▸ **TO DO**: Pick out every line that holds the string "Utah" and copy it.

▸ **DATA IN THIS EXERCISE**:
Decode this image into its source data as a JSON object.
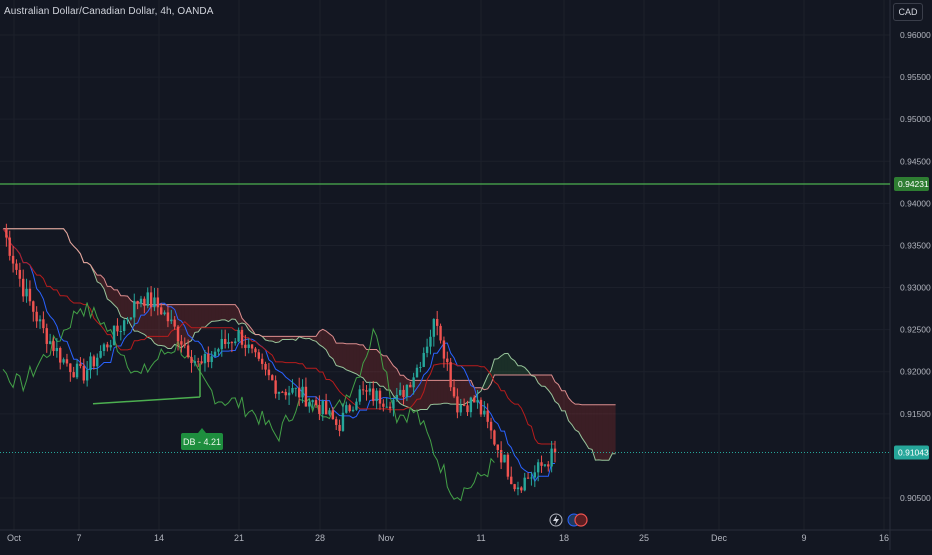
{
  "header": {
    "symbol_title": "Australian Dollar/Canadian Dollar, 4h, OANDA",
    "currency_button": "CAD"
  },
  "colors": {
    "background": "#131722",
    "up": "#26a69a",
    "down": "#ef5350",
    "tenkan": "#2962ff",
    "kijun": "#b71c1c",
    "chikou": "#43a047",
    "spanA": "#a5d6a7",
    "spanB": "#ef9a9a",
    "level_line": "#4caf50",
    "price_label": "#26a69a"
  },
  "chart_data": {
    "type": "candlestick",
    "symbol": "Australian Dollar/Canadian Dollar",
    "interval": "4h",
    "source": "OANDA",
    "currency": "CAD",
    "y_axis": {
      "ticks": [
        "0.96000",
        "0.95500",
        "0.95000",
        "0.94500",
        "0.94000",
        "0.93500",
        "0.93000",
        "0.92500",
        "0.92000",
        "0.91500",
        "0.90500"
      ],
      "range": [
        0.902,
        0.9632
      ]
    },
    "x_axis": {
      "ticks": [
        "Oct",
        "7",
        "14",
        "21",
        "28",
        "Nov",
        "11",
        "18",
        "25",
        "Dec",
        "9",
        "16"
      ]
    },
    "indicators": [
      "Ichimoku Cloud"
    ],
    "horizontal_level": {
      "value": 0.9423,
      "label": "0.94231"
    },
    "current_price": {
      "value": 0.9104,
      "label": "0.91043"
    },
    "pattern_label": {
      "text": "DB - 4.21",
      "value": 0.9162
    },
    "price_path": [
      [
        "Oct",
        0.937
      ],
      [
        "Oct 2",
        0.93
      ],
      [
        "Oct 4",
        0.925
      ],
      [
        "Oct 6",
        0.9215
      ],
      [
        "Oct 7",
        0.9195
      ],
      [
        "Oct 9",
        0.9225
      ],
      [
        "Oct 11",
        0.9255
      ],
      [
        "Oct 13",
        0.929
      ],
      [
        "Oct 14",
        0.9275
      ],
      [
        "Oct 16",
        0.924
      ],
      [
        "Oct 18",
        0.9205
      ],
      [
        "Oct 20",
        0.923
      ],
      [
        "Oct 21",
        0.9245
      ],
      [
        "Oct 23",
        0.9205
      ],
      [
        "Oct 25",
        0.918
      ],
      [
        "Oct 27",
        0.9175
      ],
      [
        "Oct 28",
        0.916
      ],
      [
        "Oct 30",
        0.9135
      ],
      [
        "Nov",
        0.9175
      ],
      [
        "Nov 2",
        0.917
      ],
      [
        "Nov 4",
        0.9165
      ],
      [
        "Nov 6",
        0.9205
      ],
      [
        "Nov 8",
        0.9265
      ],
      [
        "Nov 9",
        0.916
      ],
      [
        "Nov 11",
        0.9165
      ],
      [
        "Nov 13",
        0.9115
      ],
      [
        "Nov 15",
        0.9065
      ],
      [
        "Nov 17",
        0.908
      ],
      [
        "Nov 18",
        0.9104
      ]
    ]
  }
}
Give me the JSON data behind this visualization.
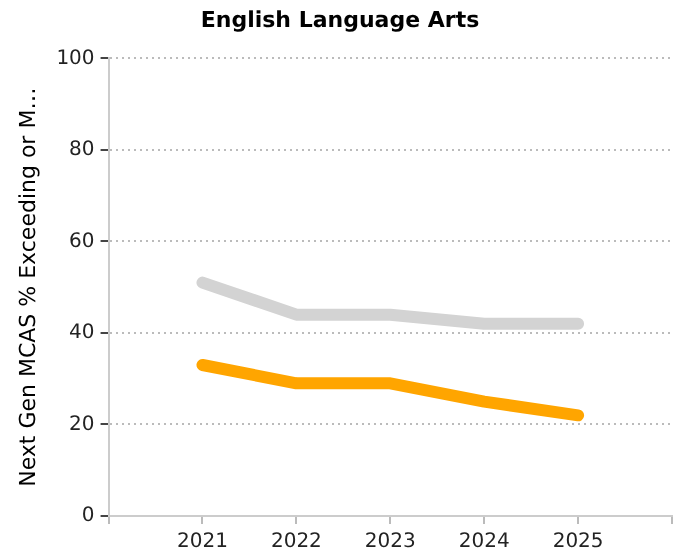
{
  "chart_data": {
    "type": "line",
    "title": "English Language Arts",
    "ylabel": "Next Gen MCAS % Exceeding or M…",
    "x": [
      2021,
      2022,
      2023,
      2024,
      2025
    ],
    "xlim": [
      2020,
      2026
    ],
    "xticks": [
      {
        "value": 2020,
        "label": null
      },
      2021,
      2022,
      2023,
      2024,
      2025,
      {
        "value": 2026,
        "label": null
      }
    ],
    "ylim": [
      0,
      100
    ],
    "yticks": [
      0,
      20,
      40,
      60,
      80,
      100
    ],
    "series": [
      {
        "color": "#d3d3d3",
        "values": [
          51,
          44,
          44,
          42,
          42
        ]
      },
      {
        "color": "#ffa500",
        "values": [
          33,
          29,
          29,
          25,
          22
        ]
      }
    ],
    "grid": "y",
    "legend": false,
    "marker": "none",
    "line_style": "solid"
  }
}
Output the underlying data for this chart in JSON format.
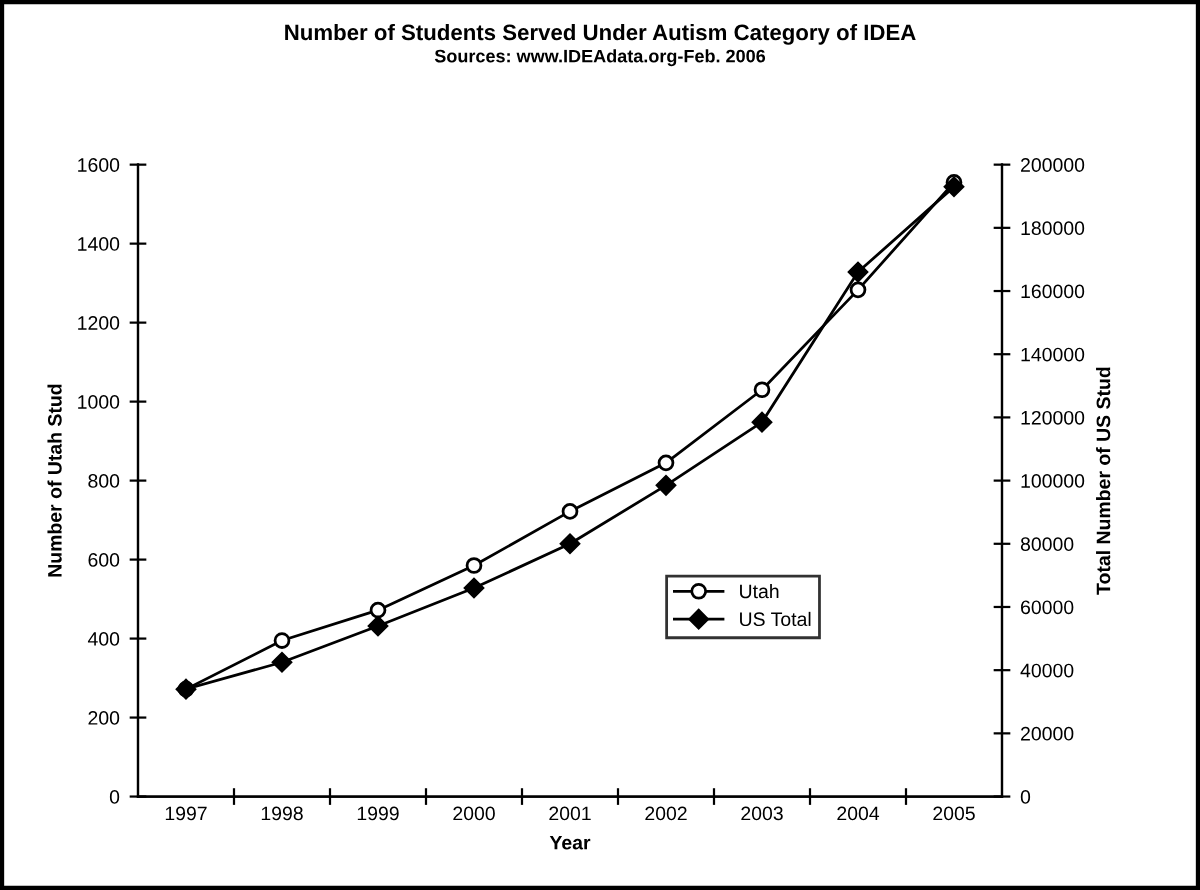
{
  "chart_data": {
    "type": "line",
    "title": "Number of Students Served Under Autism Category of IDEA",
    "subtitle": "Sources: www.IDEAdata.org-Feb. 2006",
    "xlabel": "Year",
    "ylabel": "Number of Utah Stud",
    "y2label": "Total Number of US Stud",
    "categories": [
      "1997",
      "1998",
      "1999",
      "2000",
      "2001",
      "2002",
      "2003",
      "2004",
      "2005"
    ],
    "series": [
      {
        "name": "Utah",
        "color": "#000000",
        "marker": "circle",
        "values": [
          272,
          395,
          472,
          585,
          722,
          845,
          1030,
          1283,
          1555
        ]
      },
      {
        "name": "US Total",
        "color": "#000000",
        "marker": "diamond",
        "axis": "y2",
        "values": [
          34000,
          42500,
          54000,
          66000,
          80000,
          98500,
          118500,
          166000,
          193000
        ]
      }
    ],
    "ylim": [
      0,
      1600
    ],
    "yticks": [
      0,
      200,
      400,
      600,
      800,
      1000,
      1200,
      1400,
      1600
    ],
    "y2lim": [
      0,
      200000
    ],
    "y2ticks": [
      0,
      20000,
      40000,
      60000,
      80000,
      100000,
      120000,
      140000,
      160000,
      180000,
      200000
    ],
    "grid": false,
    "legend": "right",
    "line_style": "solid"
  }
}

▸ **SOLUTION TO THE PROBLEM**:
    "ylabel": "Number of Utah Stud",
        "name": "Utah",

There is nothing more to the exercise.